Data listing
*-*-*
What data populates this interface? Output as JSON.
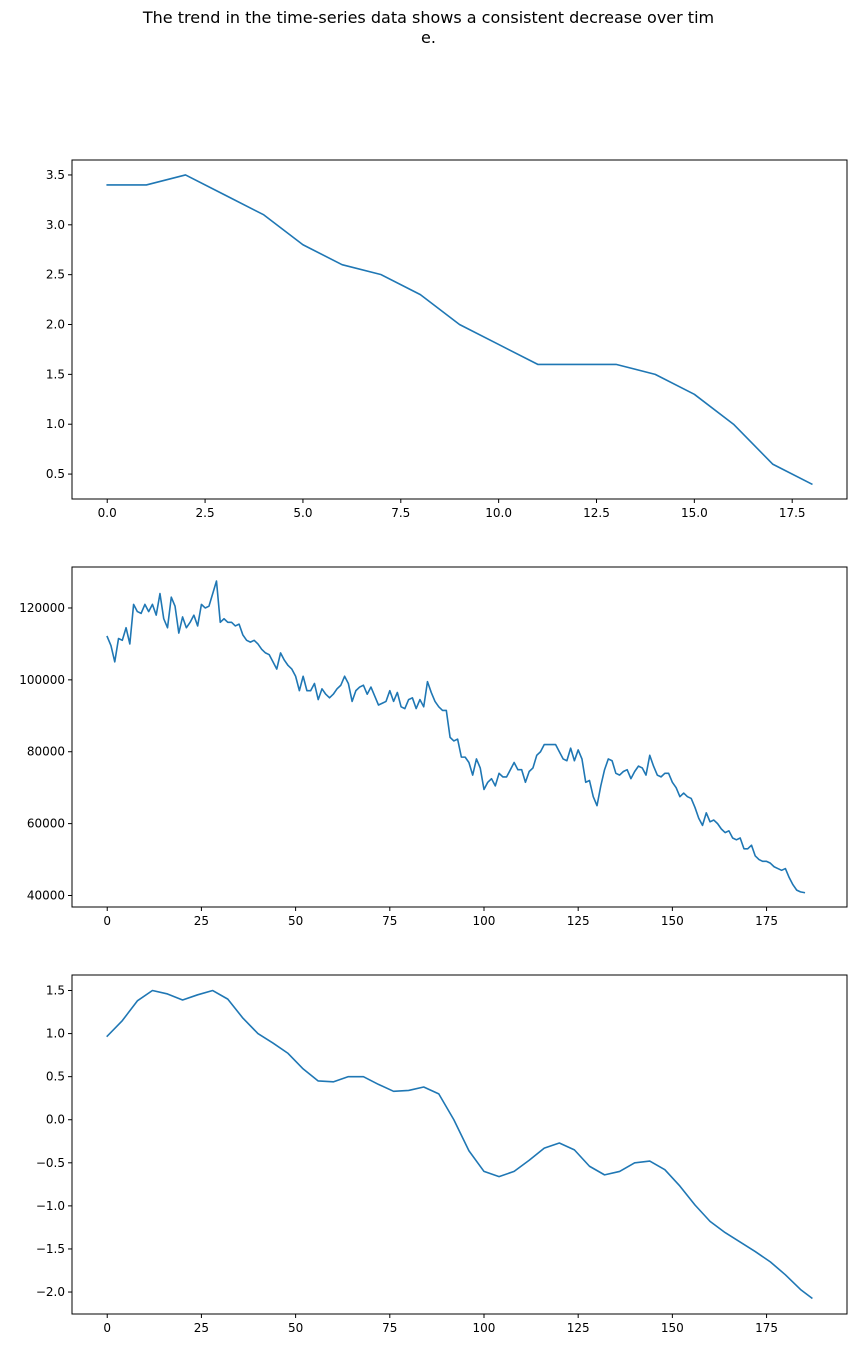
{
  "title_lines": [
    "The trend in the time-series data shows a consistent decrease over tim",
    "e."
  ],
  "chart_data": [
    {
      "type": "line",
      "color": "#1f77b4",
      "title": "",
      "xlabel": "",
      "ylabel": "",
      "grid": false,
      "xlim": [
        -0.9,
        18.9
      ],
      "ylim": [
        0.25,
        3.65
      ],
      "xticks": [
        0,
        2.5,
        5,
        7.5,
        10,
        12.5,
        15,
        17.5
      ],
      "xtick_labels": [
        "0.0",
        "2.5",
        "5.0",
        "7.5",
        "10.0",
        "12.5",
        "15.0",
        "17.5"
      ],
      "yticks": [
        0.5,
        1.0,
        1.5,
        2.0,
        2.5,
        3.0,
        3.5
      ],
      "ytick_labels": [
        "0.5",
        "1.0",
        "1.5",
        "2.0",
        "2.5",
        "3.0",
        "3.5"
      ],
      "x": [
        0,
        1,
        2,
        3,
        4,
        5,
        6,
        7,
        8,
        9,
        10,
        11,
        12,
        13,
        14,
        15,
        16,
        17,
        18
      ],
      "y": [
        3.4,
        3.4,
        3.5,
        3.3,
        3.1,
        2.8,
        2.6,
        2.5,
        2.3,
        2.0,
        1.8,
        1.6,
        1.6,
        1.6,
        1.5,
        1.3,
        1.0,
        0.6,
        0.4
      ]
    },
    {
      "type": "line",
      "color": "#1f77b4",
      "title": "",
      "xlabel": "",
      "ylabel": "",
      "grid": false,
      "xlim": [
        -9.35,
        196.35
      ],
      "ylim": [
        36800,
        131400
      ],
      "xticks": [
        0,
        25,
        50,
        75,
        100,
        125,
        150,
        175
      ],
      "xtick_labels": [
        "0",
        "25",
        "50",
        "75",
        "100",
        "125",
        "150",
        "175"
      ],
      "yticks": [
        40000,
        60000,
        80000,
        100000,
        120000
      ],
      "ytick_labels": [
        "40000",
        "60000",
        "80000",
        "100000",
        "120000"
      ],
      "x_start": 0,
      "x_step": 1,
      "y": [
        112000,
        109500,
        105000,
        111500,
        111000,
        114500,
        110000,
        121000,
        119000,
        118500,
        121000,
        119000,
        121000,
        118000,
        124000,
        117000,
        114500,
        123000,
        120500,
        113000,
        117500,
        114500,
        116000,
        118000,
        115000,
        121000,
        120000,
        120500,
        124000,
        127500,
        116000,
        117000,
        116000,
        116000,
        115000,
        115500,
        112500,
        111000,
        110500,
        111000,
        110000,
        108500,
        107500,
        107000,
        105000,
        103000,
        107500,
        105500,
        104000,
        103000,
        101000,
        97000,
        101000,
        97000,
        97000,
        99000,
        94500,
        97500,
        96000,
        95000,
        96000,
        97500,
        98500,
        101000,
        99000,
        94000,
        97000,
        98000,
        98500,
        96000,
        98000,
        95500,
        93000,
        93500,
        94000,
        97000,
        94000,
        96500,
        92500,
        92000,
        94500,
        95000,
        92000,
        94500,
        92500,
        99500,
        96500,
        94000,
        92500,
        91500,
        91500,
        84000,
        83000,
        83500,
        78500,
        78500,
        77000,
        73500,
        78000,
        75500,
        69500,
        71500,
        72500,
        70500,
        74000,
        73000,
        73000,
        75000,
        77000,
        75000,
        75000,
        71500,
        74500,
        75500,
        79000,
        80000,
        82000,
        82000,
        82000,
        82000,
        80000,
        78000,
        77500,
        81000,
        77500,
        80500,
        78000,
        71500,
        72000,
        67500,
        65000,
        70500,
        75000,
        78000,
        77500,
        74000,
        73500,
        74500,
        75000,
        72500,
        74500,
        76000,
        75500,
        73500,
        79000,
        76000,
        73500,
        73000,
        74000,
        74000,
        71500,
        70000,
        67500,
        68500,
        67500,
        67000,
        64500,
        61500,
        59500,
        63000,
        60500,
        61000,
        60000,
        58500,
        57500,
        58000,
        56000,
        55500,
        56000,
        53000,
        53000,
        54000,
        51000,
        50000,
        49500,
        49500,
        49000,
        48000,
        47500,
        47000,
        47500,
        45000,
        43000,
        41500,
        41000,
        40800
      ]
    },
    {
      "type": "line",
      "color": "#1f77b4",
      "title": "",
      "xlabel": "",
      "ylabel": "",
      "grid": false,
      "xlim": [
        -9.35,
        196.35
      ],
      "ylim": [
        -2.255,
        1.68
      ],
      "xticks": [
        0,
        25,
        50,
        75,
        100,
        125,
        150,
        175
      ],
      "xtick_labels": [
        "0",
        "25",
        "50",
        "75",
        "100",
        "125",
        "150",
        "175"
      ],
      "yticks": [
        1.5,
        1.0,
        0.5,
        0.0,
        -0.5,
        -1.0,
        -1.5,
        -2.0
      ],
      "ytick_labels": [
        "1.5",
        "1.0",
        "0.5",
        "0.0",
        "−0.5",
        "−1.0",
        "−1.5",
        "−2.0"
      ],
      "x": [
        0,
        4,
        8,
        12,
        16,
        20,
        24,
        28,
        32,
        36,
        40,
        44,
        48,
        52,
        56,
        60,
        64,
        68,
        72,
        76,
        80,
        84,
        88,
        92,
        96,
        100,
        104,
        108,
        112,
        116,
        120,
        124,
        128,
        132,
        136,
        140,
        144,
        148,
        152,
        156,
        160,
        164,
        168,
        172,
        176,
        180,
        184,
        187
      ],
      "y": [
        0.97,
        1.15,
        1.38,
        1.5,
        1.46,
        1.39,
        1.45,
        1.5,
        1.4,
        1.18,
        1.0,
        0.89,
        0.77,
        0.59,
        0.45,
        0.44,
        0.5,
        0.5,
        0.41,
        0.33,
        0.34,
        0.38,
        0.3,
        0.0,
        -0.36,
        -0.6,
        -0.66,
        -0.6,
        -0.47,
        -0.33,
        -0.27,
        -0.35,
        -0.54,
        -0.64,
        -0.6,
        -0.5,
        -0.48,
        -0.58,
        -0.77,
        -0.99,
        -1.18,
        -1.31,
        -1.42,
        -1.53,
        -1.65,
        -1.8,
        -1.97,
        -2.07
      ]
    }
  ]
}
*-*-*
• [Written instruction] Each line in the records above should be reproduced exactly; images are not copied.

• [Solution to this exercise]
What data populates this interface? Output as JSON.
{
  "title_lines": [
    "The trend in the time-series data shows a consistent decrease over tim",
    "e."
  ],
  "chart_data": [
    {
      "type": "line",
      "color": "#1f77b4",
      "title": "",
      "xlabel": "",
      "ylabel": "",
      "grid": false,
      "xlim": [
        -0.9,
        18.9
      ],
      "ylim": [
        0.25,
        3.65
      ],
      "xticks": [
        0,
        2.5,
        5,
        7.5,
        10,
        12.5,
        15,
        17.5
      ],
      "xtick_labels": [
        "0.0",
        "2.5",
        "5.0",
        "7.5",
        "10.0",
        "12.5",
        "15.0",
        "17.5"
      ],
      "yticks": [
        0.5,
        1.0,
        1.5,
        2.0,
        2.5,
        3.0,
        3.5
      ],
      "ytick_labels": [
        "0.5",
        "1.0",
        "1.5",
        "2.0",
        "2.5",
        "3.0",
        "3.5"
      ],
      "x": [
        0,
        1,
        2,
        3,
        4,
        5,
        6,
        7,
        8,
        9,
        10,
        11,
        12,
        13,
        14,
        15,
        16,
        17,
        18
      ],
      "y": [
        3.4,
        3.4,
        3.5,
        3.3,
        3.1,
        2.8,
        2.6,
        2.5,
        2.3,
        2.0,
        1.8,
        1.6,
        1.6,
        1.6,
        1.5,
        1.3,
        1.0,
        0.6,
        0.4
      ]
    },
    {
      "type": "line",
      "color": "#1f77b4",
      "title": "",
      "xlabel": "",
      "ylabel": "",
      "grid": false,
      "xlim": [
        -9.35,
        196.35
      ],
      "ylim": [
        36800,
        131400
      ],
      "xticks": [
        0,
        25,
        50,
        75,
        100,
        125,
        150,
        175
      ],
      "xtick_labels": [
        "0",
        "25",
        "50",
        "75",
        "100",
        "125",
        "150",
        "175"
      ],
      "yticks": [
        40000,
        60000,
        80000,
        100000,
        120000
      ],
      "ytick_labels": [
        "40000",
        "60000",
        "80000",
        "100000",
        "120000"
      ],
      "x_start": 0,
      "x_step": 1,
      "y": [
        112000,
        109500,
        105000,
        111500,
        111000,
        114500,
        110000,
        121000,
        119000,
        118500,
        121000,
        119000,
        121000,
        118000,
        124000,
        117000,
        114500,
        123000,
        120500,
        113000,
        117500,
        114500,
        116000,
        118000,
        115000,
        121000,
        120000,
        120500,
        124000,
        127500,
        116000,
        117000,
        116000,
        116000,
        115000,
        115500,
        112500,
        111000,
        110500,
        111000,
        110000,
        108500,
        107500,
        107000,
        105000,
        103000,
        107500,
        105500,
        104000,
        103000,
        101000,
        97000,
        101000,
        97000,
        97000,
        99000,
        94500,
        97500,
        96000,
        95000,
        96000,
        97500,
        98500,
        101000,
        99000,
        94000,
        97000,
        98000,
        98500,
        96000,
        98000,
        95500,
        93000,
        93500,
        94000,
        97000,
        94000,
        96500,
        92500,
        92000,
        94500,
        95000,
        92000,
        94500,
        92500,
        99500,
        96500,
        94000,
        92500,
        91500,
        91500,
        84000,
        83000,
        83500,
        78500,
        78500,
        77000,
        73500,
        78000,
        75500,
        69500,
        71500,
        72500,
        70500,
        74000,
        73000,
        73000,
        75000,
        77000,
        75000,
        75000,
        71500,
        74500,
        75500,
        79000,
        80000,
        82000,
        82000,
        82000,
        82000,
        80000,
        78000,
        77500,
        81000,
        77500,
        80500,
        78000,
        71500,
        72000,
        67500,
        65000,
        70500,
        75000,
        78000,
        77500,
        74000,
        73500,
        74500,
        75000,
        72500,
        74500,
        76000,
        75500,
        73500,
        79000,
        76000,
        73500,
        73000,
        74000,
        74000,
        71500,
        70000,
        67500,
        68500,
        67500,
        67000,
        64500,
        61500,
        59500,
        63000,
        60500,
        61000,
        60000,
        58500,
        57500,
        58000,
        56000,
        55500,
        56000,
        53000,
        53000,
        54000,
        51000,
        50000,
        49500,
        49500,
        49000,
        48000,
        47500,
        47000,
        47500,
        45000,
        43000,
        41500,
        41000,
        40800
      ]
    },
    {
      "type": "line",
      "color": "#1f77b4",
      "title": "",
      "xlabel": "",
      "ylabel": "",
      "grid": false,
      "xlim": [
        -9.35,
        196.35
      ],
      "ylim": [
        -2.255,
        1.68
      ],
      "xticks": [
        0,
        25,
        50,
        75,
        100,
        125,
        150,
        175
      ],
      "xtick_labels": [
        "0",
        "25",
        "50",
        "75",
        "100",
        "125",
        "150",
        "175"
      ],
      "yticks": [
        1.5,
        1.0,
        0.5,
        0.0,
        -0.5,
        -1.0,
        -1.5,
        -2.0
      ],
      "ytick_labels": [
        "1.5",
        "1.0",
        "0.5",
        "0.0",
        "−0.5",
        "−1.0",
        "−1.5",
        "−2.0"
      ],
      "x": [
        0,
        4,
        8,
        12,
        16,
        20,
        24,
        28,
        32,
        36,
        40,
        44,
        48,
        52,
        56,
        60,
        64,
        68,
        72,
        76,
        80,
        84,
        88,
        92,
        96,
        100,
        104,
        108,
        112,
        116,
        120,
        124,
        128,
        132,
        136,
        140,
        144,
        148,
        152,
        156,
        160,
        164,
        168,
        172,
        176,
        180,
        184,
        187
      ],
      "y": [
        0.97,
        1.15,
        1.38,
        1.5,
        1.46,
        1.39,
        1.45,
        1.5,
        1.4,
        1.18,
        1.0,
        0.89,
        0.77,
        0.59,
        0.45,
        0.44,
        0.5,
        0.5,
        0.41,
        0.33,
        0.34,
        0.38,
        0.3,
        0.0,
        -0.36,
        -0.6,
        -0.66,
        -0.6,
        -0.47,
        -0.33,
        -0.27,
        -0.35,
        -0.54,
        -0.64,
        -0.6,
        -0.5,
        -0.48,
        -0.58,
        -0.77,
        -0.99,
        -1.18,
        -1.31,
        -1.42,
        -1.53,
        -1.65,
        -1.8,
        -1.97,
        -2.07
      ]
    }
  ]
}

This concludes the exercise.